Scan the data. Collect each line that contains the word "который".

*** Dataset extract ***

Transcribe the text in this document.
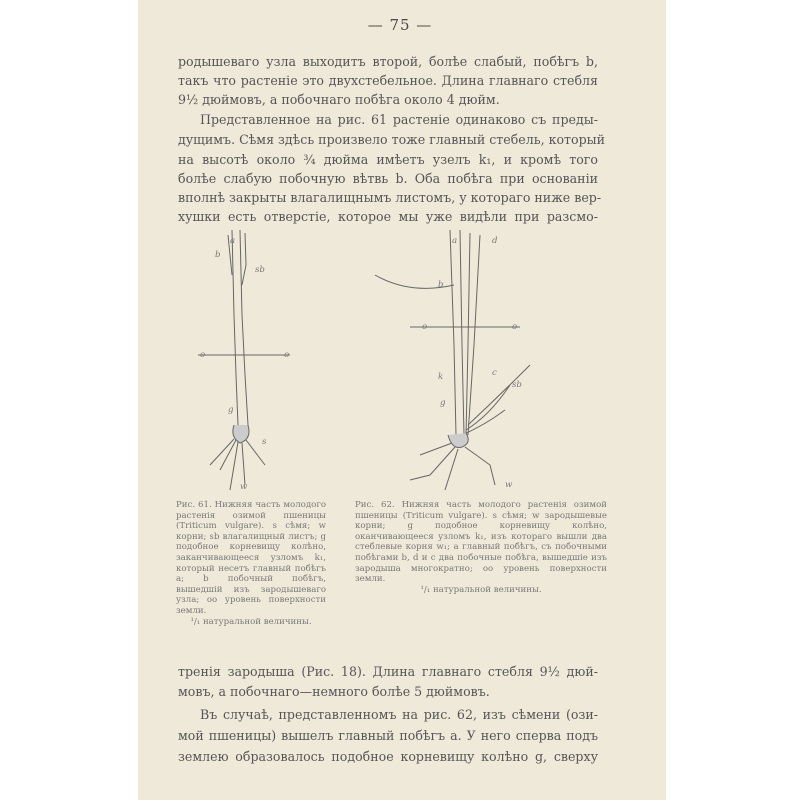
— 75 —
родышеваго узла выходитъ второй, болѣе слабый, побѣгъ b,
такъ что растеніе это двухстебельное. Длина главнаго стебля
9½ дюймовъ, а побочнаго побѣга около 4 дюйм.
Представленное на рис. 61 растеніе одинаково съ преды-
дущимъ. Сѣмя здѣсь произвело тоже главный стебель, который
на высотѣ около ¾ дюйма имѣетъ узелъ k₁, и кромѣ того
болѣе слабую побочную вѣтвь b. Оба побѣга при основаніи
вполнѣ закрыты влагалищнымъ листомъ, у котораго ниже вер-
хушки есть отверстіе, которое мы уже видѣли при разсмо-
a
b
sb
o	o
g
s
w
a	d
b
o	o
k
g
c
sb
w
Рис. 61. Нижняя часть молодого растенія озимой пшеницы (Triticum vulgare). s сѣмя; w корни; sb влагалищный листъ; g подобное корневищу колѣно, заканчивающееся узломъ k₁, который несетъ главный побѣгъ a; b побочный побѣгъ, вышедшій изъ зародышеваго узла; oo уровень поверхности земли.
¹/₁ натуральной величины.
Рис. 62. Нижняя часть молодого растенія озимой пшеницы (Triticum vulgare). s сѣмя; w зародышевые корни; g подобное корневищу колѣно, оканчивающееся узломъ k₁, изъ котораго вышли два стеблевые корня w₁; a главный побѣгъ, съ побочными побѣгами b, d и c два побочные побѣга, вышедшіе изъ зародыша многократно; oo уровень поверхности земли.
¹/₁ натуральной величины.
тренія зародыша (Рис. 18). Длина главнаго стебля 9½ дюй-
мовъ, а побочнаго—немного болѣе 5 дюймовъ.
Въ случаѣ, представленномъ на рис. 62, изъ сѣмени (ози-
мой пшеницы) вышелъ главный побѣгъ a. У него сперва подъ
землею образовалось подобное корневищу колѣно g, сверху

***

§ **Full output**
дущимъ. Сѣмя здѣсь произвело тоже главный стебель, который
Рис. 61. Нижняя часть молодого растенія озимой пшеницы (Triticum vulgare). s сѣмя; w корни; sb влагалищный листъ; g подобное корневищу колѣно, заканчивающееся узломъ k₁, который несетъ главный побѣгъ a; b побочный побѣгъ, вышедшій изъ зародышеваго узла; oo уровень поверхности земли.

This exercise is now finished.